## Given instruction
Draw out every line with the word "Standard" from the listing below.

Stored data entries
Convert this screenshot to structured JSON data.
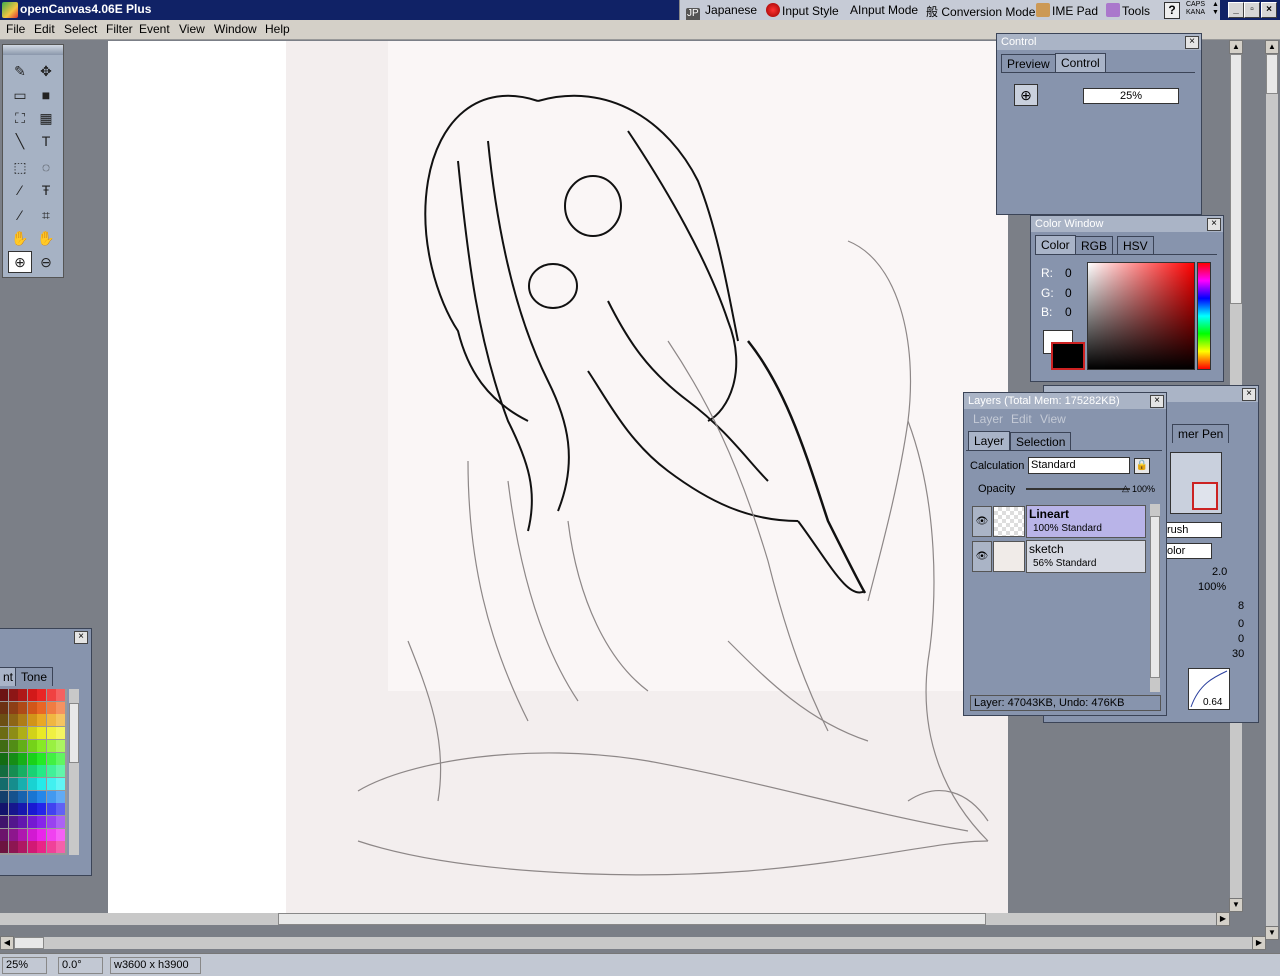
{
  "window": {
    "title": "openCanvas4.06E Plus"
  },
  "ime": {
    "language": "Japanese",
    "lang_code": "JP",
    "input_style": "Input Style",
    "input_mode": "Input Mode",
    "conversion_mode": "Conversion Mode",
    "ime_pad": "IME Pad",
    "tools": "Tools",
    "help": "?",
    "caps": "CAPS",
    "kana": "KANA"
  },
  "menu": [
    "File",
    "Edit",
    "Select",
    "Filter",
    "Event",
    "View",
    "Window",
    "Help"
  ],
  "control_panel": {
    "title": "Control",
    "tabs": [
      "Preview",
      "Control"
    ],
    "active_tab": "Control",
    "zoom_value": "25%"
  },
  "color_window": {
    "title": "Color Window",
    "tabs": [
      "Color",
      "RGB",
      "HSV"
    ],
    "active_tab": "Color",
    "r_label": "R:",
    "r": "0",
    "g_label": "G:",
    "g": "0",
    "b_label": "B:",
    "b": "0",
    "foreground": "#000000",
    "background": "#ffffff"
  },
  "layers": {
    "title": "Layers (Total Mem: 175282KB)",
    "menu": [
      "Layer",
      "Edit",
      "View"
    ],
    "tabs": [
      "Layer",
      "Selection"
    ],
    "active_tab": "Layer",
    "calculation_label": "Calculation",
    "calculation_value": "Standard",
    "opacity_label": "Opacity",
    "opacity_value": "100%",
    "items": [
      {
        "name": "Lineart",
        "detail": "100% Standard",
        "selected": true
      },
      {
        "name": "sketch",
        "detail": "56% Standard",
        "selected": false
      }
    ],
    "status": "Layer: 47043KB, Undo: 476KB"
  },
  "brush_panel": {
    "tab_partial": "mer Pen",
    "brush_field": "rush",
    "color_field": "olor",
    "values": [
      "2.0",
      "100%",
      "8",
      "0",
      "0",
      "30"
    ],
    "curve_value": "0.64"
  },
  "palette_panel": {
    "tabs": [
      "nt",
      "Tone"
    ],
    "active_tab": "nt"
  },
  "status_bar": {
    "zoom": "25%",
    "angle": "0.0°",
    "size": "w3600 x h3900"
  }
}
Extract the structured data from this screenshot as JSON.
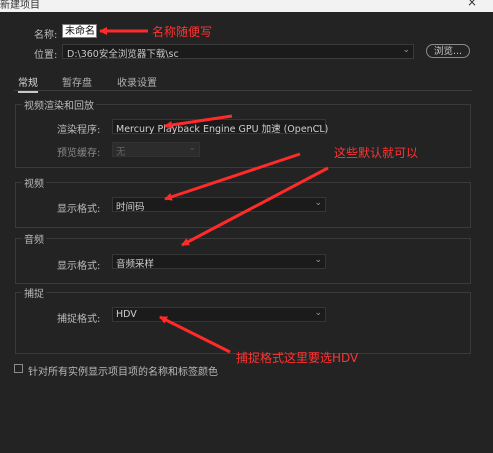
{
  "titlebar": {
    "title": "新建项目",
    "close": "×"
  },
  "form": {
    "name_label": "名称:",
    "name_value": "未命名",
    "location_label": "位置:",
    "location_value": "D:\\360安全浏览器下载\\sc",
    "browse_label": "浏览..."
  },
  "tabs": [
    {
      "label": "常规",
      "active": true
    },
    {
      "label": "暂存盘",
      "active": false
    },
    {
      "label": "收录设置",
      "active": false
    }
  ],
  "groups": {
    "video_rendering": {
      "title": "视频渲染和回放",
      "renderer_label": "渲染程序:",
      "renderer_value": "Mercury Playback Engine GPU 加速 (OpenCL)",
      "preview_cache_label": "预览缓存:",
      "preview_cache_value": "无"
    },
    "video": {
      "title": "视频",
      "format_label": "显示格式:",
      "format_value": "时间码"
    },
    "audio": {
      "title": "音频",
      "format_label": "显示格式:",
      "format_value": "音频采样"
    },
    "capture": {
      "title": "捕捉",
      "format_label": "捕捉格式:",
      "format_value": "HDV"
    }
  },
  "checkbox_label": "针对所有实例显示项目项的名称和标签颜色",
  "annotations": {
    "name_note": "名称随便写",
    "defaults_note": "这些默认就可以",
    "capture_note": "捕捉格式这里要选HDV",
    "color": "#ff2a2a"
  }
}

## Result of the exercise
    "calculation_value": "Standard",
        "detail": "100% Standard",
        "detail": "56% Standard",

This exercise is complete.